-- Start RECORDS SUPPLIED --
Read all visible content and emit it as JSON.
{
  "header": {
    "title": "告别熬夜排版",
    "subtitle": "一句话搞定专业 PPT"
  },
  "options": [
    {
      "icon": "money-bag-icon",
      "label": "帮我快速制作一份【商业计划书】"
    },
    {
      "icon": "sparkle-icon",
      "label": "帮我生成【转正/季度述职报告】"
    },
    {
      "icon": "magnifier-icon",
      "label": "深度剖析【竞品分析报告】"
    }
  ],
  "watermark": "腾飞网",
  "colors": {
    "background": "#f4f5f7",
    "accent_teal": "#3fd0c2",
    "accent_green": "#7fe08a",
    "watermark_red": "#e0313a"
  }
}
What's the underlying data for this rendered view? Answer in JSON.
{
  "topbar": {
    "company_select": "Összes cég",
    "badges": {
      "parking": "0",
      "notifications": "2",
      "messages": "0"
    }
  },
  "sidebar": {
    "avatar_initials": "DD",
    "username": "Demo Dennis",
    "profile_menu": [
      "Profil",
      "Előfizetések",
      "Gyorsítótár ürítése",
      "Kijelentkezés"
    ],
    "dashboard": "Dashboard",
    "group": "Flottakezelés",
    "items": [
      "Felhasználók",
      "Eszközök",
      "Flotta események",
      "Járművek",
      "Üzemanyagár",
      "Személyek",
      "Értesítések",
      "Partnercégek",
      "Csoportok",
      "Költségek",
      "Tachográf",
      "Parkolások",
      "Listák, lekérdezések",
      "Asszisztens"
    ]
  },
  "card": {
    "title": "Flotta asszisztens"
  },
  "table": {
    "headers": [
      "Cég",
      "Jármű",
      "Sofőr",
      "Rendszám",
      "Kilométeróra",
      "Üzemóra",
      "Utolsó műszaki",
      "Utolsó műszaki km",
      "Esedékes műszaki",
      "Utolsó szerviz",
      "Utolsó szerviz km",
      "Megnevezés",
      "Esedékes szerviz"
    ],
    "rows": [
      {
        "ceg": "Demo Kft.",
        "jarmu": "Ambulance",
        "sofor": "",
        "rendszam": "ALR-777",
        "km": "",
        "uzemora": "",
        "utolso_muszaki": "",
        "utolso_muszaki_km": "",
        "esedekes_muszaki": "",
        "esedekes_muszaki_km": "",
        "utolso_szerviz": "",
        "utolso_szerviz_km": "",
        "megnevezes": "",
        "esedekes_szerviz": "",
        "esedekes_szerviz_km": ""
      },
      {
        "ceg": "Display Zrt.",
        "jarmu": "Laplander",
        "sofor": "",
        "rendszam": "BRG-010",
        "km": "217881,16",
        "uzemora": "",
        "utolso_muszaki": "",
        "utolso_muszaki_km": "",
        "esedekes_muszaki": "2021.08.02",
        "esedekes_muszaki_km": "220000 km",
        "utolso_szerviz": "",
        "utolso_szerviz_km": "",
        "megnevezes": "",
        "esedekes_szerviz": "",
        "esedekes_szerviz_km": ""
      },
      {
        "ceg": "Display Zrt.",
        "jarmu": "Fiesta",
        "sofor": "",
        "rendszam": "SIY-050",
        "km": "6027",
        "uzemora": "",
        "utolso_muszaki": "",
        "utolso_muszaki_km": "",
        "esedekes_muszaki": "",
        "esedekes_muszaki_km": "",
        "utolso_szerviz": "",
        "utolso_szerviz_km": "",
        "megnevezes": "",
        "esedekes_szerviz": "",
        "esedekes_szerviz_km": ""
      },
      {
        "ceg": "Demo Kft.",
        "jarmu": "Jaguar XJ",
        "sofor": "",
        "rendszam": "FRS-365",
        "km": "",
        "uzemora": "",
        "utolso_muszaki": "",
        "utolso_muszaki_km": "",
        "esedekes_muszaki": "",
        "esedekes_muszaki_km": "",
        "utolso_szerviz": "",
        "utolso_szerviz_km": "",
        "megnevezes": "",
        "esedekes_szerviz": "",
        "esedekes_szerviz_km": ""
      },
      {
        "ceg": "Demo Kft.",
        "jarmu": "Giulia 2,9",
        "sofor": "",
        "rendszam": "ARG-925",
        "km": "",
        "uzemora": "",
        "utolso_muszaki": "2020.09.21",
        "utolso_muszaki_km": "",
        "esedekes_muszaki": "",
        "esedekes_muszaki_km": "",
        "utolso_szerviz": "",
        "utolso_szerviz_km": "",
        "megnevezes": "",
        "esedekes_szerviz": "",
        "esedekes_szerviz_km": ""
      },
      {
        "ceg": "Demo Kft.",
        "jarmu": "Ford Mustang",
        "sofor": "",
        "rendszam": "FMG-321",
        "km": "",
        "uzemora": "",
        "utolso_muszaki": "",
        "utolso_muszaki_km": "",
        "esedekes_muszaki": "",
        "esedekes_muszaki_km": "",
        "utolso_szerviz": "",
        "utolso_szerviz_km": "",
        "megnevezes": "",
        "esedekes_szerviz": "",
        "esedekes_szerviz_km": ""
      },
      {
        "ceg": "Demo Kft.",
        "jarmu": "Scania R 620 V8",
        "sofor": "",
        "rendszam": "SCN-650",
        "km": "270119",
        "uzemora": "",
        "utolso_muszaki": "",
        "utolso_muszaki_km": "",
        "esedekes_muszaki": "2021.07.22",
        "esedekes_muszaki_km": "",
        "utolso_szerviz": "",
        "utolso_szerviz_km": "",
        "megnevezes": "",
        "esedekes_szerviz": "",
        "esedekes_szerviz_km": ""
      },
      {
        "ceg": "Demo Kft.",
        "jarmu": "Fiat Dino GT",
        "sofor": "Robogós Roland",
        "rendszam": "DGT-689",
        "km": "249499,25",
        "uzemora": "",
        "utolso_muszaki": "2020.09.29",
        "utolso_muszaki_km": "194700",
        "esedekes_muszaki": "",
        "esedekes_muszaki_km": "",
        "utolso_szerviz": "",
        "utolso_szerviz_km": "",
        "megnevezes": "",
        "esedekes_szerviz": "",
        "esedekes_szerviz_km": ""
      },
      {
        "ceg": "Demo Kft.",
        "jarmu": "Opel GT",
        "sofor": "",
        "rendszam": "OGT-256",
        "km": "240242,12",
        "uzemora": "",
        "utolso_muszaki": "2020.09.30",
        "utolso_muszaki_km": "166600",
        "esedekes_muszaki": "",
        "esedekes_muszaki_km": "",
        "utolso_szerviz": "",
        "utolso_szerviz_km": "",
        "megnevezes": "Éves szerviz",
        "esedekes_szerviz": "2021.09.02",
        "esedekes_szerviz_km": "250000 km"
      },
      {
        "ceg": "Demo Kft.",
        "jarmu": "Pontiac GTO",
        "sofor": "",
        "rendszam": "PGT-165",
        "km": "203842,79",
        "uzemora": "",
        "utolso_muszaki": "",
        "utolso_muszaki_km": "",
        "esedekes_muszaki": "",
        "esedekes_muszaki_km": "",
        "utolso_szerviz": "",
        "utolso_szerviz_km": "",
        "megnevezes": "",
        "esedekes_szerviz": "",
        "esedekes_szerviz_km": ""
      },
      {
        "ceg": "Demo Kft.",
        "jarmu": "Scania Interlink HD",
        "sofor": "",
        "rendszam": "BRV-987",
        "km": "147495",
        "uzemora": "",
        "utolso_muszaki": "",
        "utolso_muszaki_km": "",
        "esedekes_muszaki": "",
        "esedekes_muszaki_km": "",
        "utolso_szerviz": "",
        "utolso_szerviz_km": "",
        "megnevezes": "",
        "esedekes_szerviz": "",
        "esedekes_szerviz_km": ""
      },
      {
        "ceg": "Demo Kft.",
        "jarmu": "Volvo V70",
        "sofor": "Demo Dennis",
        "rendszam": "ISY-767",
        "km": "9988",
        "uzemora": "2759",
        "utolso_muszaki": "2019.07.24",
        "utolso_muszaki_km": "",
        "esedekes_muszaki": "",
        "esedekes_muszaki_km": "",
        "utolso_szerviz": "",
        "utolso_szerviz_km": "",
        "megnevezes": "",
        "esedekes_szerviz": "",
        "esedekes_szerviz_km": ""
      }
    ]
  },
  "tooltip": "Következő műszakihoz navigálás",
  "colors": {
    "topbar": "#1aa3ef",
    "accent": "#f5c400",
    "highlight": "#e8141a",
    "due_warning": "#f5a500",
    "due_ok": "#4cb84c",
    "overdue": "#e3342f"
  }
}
-- End RECORDS SUPPLIED --
From the data, collect all lines where the string "Utolsó" appears.

▸ **FINAL ANSWER**:
      "Utolsó műszaki",
      "Utolsó műszaki km",
      "Utolsó szerviz",
      "Utolsó szerviz km",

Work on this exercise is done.